• **Material**:
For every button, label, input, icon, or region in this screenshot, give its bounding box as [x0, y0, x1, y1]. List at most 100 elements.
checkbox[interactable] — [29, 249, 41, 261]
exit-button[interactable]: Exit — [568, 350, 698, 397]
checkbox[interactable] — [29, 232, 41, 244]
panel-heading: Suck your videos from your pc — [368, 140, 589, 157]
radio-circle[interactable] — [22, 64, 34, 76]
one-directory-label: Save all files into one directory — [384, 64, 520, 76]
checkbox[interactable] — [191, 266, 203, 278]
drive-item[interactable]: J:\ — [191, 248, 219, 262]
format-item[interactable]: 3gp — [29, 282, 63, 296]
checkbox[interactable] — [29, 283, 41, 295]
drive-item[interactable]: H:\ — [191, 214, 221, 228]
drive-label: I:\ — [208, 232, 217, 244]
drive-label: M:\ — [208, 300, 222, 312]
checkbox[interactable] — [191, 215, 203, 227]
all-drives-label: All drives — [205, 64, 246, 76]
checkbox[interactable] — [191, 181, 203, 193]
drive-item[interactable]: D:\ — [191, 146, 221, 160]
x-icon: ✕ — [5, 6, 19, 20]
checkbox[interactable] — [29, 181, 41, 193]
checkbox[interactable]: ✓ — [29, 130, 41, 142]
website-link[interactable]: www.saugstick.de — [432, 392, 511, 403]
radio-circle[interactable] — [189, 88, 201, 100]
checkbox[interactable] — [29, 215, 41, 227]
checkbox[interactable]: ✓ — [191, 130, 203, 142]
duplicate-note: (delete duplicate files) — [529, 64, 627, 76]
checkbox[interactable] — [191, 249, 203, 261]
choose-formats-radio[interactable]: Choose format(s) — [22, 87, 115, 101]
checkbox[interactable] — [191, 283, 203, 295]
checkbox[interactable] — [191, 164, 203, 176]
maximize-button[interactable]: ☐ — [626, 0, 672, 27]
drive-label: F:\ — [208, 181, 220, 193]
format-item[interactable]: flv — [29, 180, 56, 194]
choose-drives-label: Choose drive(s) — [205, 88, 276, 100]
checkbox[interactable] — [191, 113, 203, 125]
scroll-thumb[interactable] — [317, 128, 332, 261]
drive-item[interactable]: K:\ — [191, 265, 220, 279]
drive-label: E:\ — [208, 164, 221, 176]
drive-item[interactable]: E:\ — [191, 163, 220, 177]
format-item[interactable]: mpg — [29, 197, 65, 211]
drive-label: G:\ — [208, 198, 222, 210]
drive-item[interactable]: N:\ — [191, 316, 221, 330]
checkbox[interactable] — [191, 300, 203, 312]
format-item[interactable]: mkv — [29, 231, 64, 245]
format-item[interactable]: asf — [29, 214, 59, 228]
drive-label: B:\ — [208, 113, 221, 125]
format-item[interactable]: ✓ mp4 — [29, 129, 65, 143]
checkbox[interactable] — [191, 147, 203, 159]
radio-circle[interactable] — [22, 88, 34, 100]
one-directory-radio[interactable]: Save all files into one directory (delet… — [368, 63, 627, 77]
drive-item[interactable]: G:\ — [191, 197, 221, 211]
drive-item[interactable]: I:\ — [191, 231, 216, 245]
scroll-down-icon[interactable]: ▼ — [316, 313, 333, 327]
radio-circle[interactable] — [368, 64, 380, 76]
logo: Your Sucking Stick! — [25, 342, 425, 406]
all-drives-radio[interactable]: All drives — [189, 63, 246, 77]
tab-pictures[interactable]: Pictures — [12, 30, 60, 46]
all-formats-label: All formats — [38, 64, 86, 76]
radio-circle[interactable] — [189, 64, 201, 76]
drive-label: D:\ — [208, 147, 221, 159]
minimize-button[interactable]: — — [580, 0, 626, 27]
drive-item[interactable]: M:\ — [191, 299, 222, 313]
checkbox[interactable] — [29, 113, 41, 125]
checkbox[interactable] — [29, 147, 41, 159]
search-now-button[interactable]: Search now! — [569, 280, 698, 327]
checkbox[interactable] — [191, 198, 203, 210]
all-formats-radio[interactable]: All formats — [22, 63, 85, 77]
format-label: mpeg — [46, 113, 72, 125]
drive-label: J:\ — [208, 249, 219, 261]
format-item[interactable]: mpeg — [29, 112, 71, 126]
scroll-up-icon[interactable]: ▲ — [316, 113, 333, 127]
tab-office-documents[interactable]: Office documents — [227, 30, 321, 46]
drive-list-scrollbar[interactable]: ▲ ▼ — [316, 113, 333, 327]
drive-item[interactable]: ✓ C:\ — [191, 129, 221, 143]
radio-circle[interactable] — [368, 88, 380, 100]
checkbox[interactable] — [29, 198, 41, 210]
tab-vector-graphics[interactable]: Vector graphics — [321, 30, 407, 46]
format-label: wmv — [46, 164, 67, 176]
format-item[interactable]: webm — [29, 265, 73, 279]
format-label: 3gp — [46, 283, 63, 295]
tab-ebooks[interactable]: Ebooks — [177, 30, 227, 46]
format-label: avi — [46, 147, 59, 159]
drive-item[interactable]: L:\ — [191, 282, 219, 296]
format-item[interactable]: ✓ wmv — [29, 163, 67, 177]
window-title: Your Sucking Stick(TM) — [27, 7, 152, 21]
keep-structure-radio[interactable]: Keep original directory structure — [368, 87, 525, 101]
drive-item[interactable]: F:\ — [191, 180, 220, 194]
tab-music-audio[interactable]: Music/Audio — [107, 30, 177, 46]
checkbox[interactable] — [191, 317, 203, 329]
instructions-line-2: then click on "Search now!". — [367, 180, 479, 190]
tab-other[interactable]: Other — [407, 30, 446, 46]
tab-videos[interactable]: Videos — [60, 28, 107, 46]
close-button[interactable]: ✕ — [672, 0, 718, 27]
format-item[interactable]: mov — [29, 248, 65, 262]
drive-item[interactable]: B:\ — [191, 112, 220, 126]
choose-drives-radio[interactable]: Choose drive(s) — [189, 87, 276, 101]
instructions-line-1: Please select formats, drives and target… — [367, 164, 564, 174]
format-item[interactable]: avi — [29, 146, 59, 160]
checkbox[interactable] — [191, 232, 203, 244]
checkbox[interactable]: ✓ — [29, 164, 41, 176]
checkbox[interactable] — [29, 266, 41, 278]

• **Exercise aim**:
Copy all of the rows above character for character, changing nothing.

• **The solution**:
For every button, label, input, icon, or region in this screenshot, give its bounding box as [x0, y0, x1, y1]. List at most 100 elements.
checkbox[interactable] — [29, 249, 41, 261]
exit-button[interactable]: Exit — [568, 350, 698, 397]
checkbox[interactable] — [29, 232, 41, 244]
panel-heading: Suck your videos from your pc — [368, 140, 589, 157]
radio-circle[interactable] — [22, 64, 34, 76]
one-directory-label: Save all files into one directory — [384, 64, 520, 76]
checkbox[interactable] — [191, 266, 203, 278]
drive-item[interactable]: J:\ — [191, 248, 219, 262]
format-item[interactable]: 3gp — [29, 282, 63, 296]
checkbox[interactable] — [29, 283, 41, 295]
drive-item[interactable]: H:\ — [191, 214, 221, 228]
drive-label: I:\ — [208, 232, 217, 244]
drive-label: M:\ — [208, 300, 222, 312]
checkbox[interactable] — [191, 215, 203, 227]
all-drives-label: All drives — [205, 64, 246, 76]
checkbox[interactable] — [191, 181, 203, 193]
drive-item[interactable]: D:\ — [191, 146, 221, 160]
x-icon: ✕ — [5, 6, 19, 20]
checkbox[interactable] — [29, 181, 41, 193]
checkbox[interactable]: ✓ — [29, 130, 41, 142]
website-link[interactable]: www.saugstick.de — [432, 392, 511, 403]
radio-circle[interactable] — [189, 88, 201, 100]
checkbox[interactable] — [29, 215, 41, 227]
checkbox[interactable]: ✓ — [191, 130, 203, 142]
duplicate-note: (delete duplicate files) — [529, 64, 627, 76]
checkbox[interactable] — [191, 249, 203, 261]
choose-formats-radio[interactable]: Choose format(s) — [22, 87, 115, 101]
checkbox[interactable] — [191, 283, 203, 295]
checkbox[interactable] — [191, 164, 203, 176]
maximize-button[interactable]: ☐ — [626, 0, 672, 27]
drive-label: F:\ — [208, 181, 220, 193]
format-item[interactable]: flv — [29, 180, 56, 194]
choose-drives-label: Choose drive(s) — [205, 88, 276, 100]
checkbox[interactable] — [191, 113, 203, 125]
scroll-thumb[interactable] — [317, 128, 332, 261]
drive-item[interactable]: K:\ — [191, 265, 220, 279]
drive-label: E:\ — [208, 164, 221, 176]
drive-item[interactable]: E:\ — [191, 163, 220, 177]
format-item[interactable]: mpg — [29, 197, 65, 211]
drive-label: G:\ — [208, 198, 222, 210]
drive-item[interactable]: N:\ — [191, 316, 221, 330]
checkbox[interactable] — [191, 300, 203, 312]
format-item[interactable]: mkv — [29, 231, 64, 245]
format-item[interactable]: asf — [29, 214, 59, 228]
drive-label: B:\ — [208, 113, 221, 125]
format-item[interactable]: ✓ mp4 — [29, 129, 65, 143]
checkbox[interactable] — [191, 147, 203, 159]
radio-circle[interactable] — [22, 88, 34, 100]
one-directory-radio[interactable]: Save all files into one directory (delet… — [368, 63, 627, 77]
drive-item[interactable]: G:\ — [191, 197, 221, 211]
drive-item[interactable]: I:\ — [191, 231, 216, 245]
scroll-down-icon[interactable]: ▼ — [316, 313, 333, 327]
radio-circle[interactable] — [368, 64, 380, 76]
logo: Your Sucking Stick! — [25, 342, 425, 406]
all-drives-radio[interactable]: All drives — [189, 63, 246, 77]
tab-pictures[interactable]: Pictures — [12, 30, 60, 46]
all-formats-label: All formats — [38, 64, 86, 76]
radio-circle[interactable] — [189, 64, 201, 76]
drive-label: D:\ — [208, 147, 221, 159]
minimize-button[interactable]: — — [580, 0, 626, 27]
drive-item[interactable]: M:\ — [191, 299, 222, 313]
checkbox[interactable] — [29, 113, 41, 125]
checkbox[interactable] — [29, 147, 41, 159]
search-now-button[interactable]: Search now! — [569, 280, 698, 327]
checkbox[interactable] — [191, 198, 203, 210]
all-formats-radio[interactable]: All formats — [22, 63, 85, 77]
format-label: mpeg — [46, 113, 72, 125]
drive-label: J:\ — [208, 249, 219, 261]
format-item[interactable]: mpeg — [29, 112, 71, 126]
scroll-up-icon[interactable]: ▲ — [316, 113, 333, 127]
tab-office-documents[interactable]: Office documents — [227, 30, 321, 46]
drive-list-scrollbar[interactable]: ▲ ▼ — [316, 113, 333, 327]
drive-item[interactable]: ✓ C:\ — [191, 129, 221, 143]
radio-circle[interactable] — [368, 88, 380, 100]
checkbox[interactable] — [29, 198, 41, 210]
tab-vector-graphics[interactable]: Vector graphics — [321, 30, 407, 46]
format-label: wmv — [46, 164, 67, 176]
format-item[interactable]: webm — [29, 265, 73, 279]
format-label: 3gp — [46, 283, 63, 295]
tab-ebooks[interactable]: Ebooks — [177, 30, 227, 46]
format-label: avi — [46, 147, 59, 159]
drive-item[interactable]: L:\ — [191, 282, 219, 296]
format-item[interactable]: ✓ wmv — [29, 163, 67, 177]
window-title: Your Sucking Stick(TM) — [27, 7, 152, 21]
keep-structure-radio[interactable]: Keep original directory structure — [368, 87, 525, 101]
drive-item[interactable]: F:\ — [191, 180, 220, 194]
tab-music-audio[interactable]: Music/Audio — [107, 30, 177, 46]
checkbox[interactable] — [191, 317, 203, 329]
instructions-line-2: then click on "Search now!". — [367, 180, 479, 190]
tab-other[interactable]: Other — [407, 30, 446, 46]
tab-videos[interactable]: Videos — [60, 28, 107, 46]
close-button[interactable]: ✕ — [672, 0, 718, 27]
format-item[interactable]: mov — [29, 248, 65, 262]
drive-item[interactable]: B:\ — [191, 112, 220, 126]
choose-drives-radio[interactable]: Choose drive(s) — [189, 87, 276, 101]
instructions-line-1: Please select formats, drives and target… — [367, 164, 564, 174]
format-item[interactable]: avi — [29, 146, 59, 160]
checkbox[interactable] — [191, 232, 203, 244]
checkbox[interactable]: ✓ — [29, 164, 41, 176]
checkbox[interactable] — [29, 266, 41, 278]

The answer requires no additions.